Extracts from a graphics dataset
┄┄┄┄┄┄┄┄┄┄┄┄┄┄┄┄┄┄┄┄

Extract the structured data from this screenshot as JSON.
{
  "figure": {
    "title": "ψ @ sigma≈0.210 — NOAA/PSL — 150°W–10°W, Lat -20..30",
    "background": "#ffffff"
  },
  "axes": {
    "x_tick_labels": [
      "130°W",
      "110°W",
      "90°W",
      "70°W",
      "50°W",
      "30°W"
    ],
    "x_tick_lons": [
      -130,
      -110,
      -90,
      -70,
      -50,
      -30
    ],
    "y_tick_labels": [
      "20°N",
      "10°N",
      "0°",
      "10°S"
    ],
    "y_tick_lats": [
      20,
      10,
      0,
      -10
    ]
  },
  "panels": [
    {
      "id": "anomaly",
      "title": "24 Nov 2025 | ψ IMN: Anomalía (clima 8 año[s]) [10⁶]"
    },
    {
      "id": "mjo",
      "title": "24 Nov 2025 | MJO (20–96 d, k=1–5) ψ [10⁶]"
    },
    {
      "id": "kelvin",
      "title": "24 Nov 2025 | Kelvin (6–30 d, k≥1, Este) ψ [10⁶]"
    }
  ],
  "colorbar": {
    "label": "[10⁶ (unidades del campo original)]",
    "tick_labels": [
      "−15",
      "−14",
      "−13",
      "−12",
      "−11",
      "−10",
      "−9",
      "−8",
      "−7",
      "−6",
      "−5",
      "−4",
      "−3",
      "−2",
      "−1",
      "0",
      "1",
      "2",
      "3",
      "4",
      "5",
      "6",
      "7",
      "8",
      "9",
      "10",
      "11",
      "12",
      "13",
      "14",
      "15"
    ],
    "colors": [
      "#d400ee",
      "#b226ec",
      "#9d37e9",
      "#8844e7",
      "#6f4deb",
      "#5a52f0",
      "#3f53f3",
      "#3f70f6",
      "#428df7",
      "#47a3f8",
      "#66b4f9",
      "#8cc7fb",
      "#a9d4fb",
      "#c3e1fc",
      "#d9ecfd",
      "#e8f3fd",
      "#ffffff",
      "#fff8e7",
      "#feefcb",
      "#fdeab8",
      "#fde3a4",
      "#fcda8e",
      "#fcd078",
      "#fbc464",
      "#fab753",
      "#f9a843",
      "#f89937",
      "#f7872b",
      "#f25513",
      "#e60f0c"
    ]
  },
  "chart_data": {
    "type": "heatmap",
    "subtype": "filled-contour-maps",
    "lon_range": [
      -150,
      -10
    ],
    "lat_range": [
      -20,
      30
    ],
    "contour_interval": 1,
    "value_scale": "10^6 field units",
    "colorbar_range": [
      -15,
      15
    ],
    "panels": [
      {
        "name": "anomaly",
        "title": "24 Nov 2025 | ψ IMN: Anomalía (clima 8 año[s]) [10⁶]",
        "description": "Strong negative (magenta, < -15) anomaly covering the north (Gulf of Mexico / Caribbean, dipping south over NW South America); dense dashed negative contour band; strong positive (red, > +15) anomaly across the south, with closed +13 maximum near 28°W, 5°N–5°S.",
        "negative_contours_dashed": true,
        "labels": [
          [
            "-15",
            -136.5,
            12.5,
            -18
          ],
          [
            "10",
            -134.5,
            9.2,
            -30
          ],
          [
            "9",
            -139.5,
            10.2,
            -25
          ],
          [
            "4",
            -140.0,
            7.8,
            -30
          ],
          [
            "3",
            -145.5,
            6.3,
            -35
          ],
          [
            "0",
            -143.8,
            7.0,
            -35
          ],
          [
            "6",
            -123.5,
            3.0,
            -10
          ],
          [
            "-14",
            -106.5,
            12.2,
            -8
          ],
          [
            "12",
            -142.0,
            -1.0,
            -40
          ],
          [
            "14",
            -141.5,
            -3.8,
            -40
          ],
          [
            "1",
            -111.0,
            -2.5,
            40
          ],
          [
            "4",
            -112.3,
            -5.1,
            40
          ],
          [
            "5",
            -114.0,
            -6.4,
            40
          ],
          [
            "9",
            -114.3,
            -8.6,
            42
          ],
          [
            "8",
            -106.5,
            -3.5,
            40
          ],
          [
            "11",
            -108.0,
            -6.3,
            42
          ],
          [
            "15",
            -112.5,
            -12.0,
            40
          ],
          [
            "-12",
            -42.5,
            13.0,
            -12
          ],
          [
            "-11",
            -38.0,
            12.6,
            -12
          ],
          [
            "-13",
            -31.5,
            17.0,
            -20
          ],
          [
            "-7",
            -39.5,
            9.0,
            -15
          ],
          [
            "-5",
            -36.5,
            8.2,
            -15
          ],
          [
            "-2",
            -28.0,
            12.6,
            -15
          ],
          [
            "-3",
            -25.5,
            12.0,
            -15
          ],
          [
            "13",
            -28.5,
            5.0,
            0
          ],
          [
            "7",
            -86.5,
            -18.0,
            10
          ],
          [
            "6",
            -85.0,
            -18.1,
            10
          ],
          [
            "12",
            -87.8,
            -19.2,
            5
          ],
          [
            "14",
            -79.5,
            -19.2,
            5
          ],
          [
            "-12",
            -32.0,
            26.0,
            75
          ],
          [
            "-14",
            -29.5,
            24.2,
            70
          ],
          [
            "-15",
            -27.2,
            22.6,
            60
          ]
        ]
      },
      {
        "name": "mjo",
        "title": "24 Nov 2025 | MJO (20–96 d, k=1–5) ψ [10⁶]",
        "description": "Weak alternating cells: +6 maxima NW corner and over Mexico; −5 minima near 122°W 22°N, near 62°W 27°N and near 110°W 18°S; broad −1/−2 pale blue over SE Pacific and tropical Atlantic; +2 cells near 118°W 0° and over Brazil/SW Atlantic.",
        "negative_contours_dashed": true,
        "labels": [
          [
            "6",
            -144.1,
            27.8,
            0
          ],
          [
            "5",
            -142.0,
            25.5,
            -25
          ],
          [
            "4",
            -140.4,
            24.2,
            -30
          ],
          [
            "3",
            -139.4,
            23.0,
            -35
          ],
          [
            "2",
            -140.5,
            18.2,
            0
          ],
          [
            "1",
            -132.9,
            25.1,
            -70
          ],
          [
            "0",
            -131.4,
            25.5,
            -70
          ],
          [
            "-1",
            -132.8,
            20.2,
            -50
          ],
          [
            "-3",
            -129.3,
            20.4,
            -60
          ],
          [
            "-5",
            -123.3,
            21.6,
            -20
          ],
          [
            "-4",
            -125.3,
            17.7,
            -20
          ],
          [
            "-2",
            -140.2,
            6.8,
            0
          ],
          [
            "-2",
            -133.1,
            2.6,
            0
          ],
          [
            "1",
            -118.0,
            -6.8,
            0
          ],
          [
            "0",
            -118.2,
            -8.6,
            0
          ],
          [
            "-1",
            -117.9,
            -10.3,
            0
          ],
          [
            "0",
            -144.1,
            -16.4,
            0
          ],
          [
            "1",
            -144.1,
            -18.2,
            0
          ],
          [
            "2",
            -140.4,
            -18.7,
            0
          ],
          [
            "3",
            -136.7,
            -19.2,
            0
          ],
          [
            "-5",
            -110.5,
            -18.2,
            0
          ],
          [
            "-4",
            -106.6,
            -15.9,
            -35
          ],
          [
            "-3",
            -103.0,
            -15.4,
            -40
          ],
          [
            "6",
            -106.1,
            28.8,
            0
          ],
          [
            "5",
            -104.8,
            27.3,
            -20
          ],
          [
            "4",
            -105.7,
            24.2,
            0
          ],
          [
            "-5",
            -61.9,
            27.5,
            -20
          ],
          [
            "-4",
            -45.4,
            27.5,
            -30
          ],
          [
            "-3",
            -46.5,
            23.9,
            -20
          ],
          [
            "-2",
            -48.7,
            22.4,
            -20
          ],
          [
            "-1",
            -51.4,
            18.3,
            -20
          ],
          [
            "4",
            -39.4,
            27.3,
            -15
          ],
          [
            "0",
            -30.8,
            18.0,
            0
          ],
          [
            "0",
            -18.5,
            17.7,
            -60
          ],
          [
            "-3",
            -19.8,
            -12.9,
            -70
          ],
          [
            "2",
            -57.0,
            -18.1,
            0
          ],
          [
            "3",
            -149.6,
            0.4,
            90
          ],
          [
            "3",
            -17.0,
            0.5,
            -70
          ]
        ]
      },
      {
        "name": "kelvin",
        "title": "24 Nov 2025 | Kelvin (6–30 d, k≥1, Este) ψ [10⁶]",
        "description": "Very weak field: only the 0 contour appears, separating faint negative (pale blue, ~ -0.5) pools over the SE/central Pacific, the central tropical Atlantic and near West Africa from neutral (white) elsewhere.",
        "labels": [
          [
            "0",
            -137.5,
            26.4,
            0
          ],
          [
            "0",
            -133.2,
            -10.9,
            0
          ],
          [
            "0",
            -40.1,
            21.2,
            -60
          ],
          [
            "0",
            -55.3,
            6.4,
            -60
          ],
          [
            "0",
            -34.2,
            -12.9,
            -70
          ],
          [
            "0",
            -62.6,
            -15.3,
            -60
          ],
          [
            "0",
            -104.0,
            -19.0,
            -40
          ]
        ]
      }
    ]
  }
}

┄┄┄┄┄┄┄┄┄┄┄┄┄┄┄┄┄┄┄┄

What are the lines above that hold the string "clima"? Copy them.

WRITTEN REPLY:
      "title": "24 Nov 2025 | ψ IMN: Anomalía (clima 8 año[s]) [10⁶]"
        "title": "24 Nov 2025 | ψ IMN: Anomalía (clima 8 año[s]) [10⁶]",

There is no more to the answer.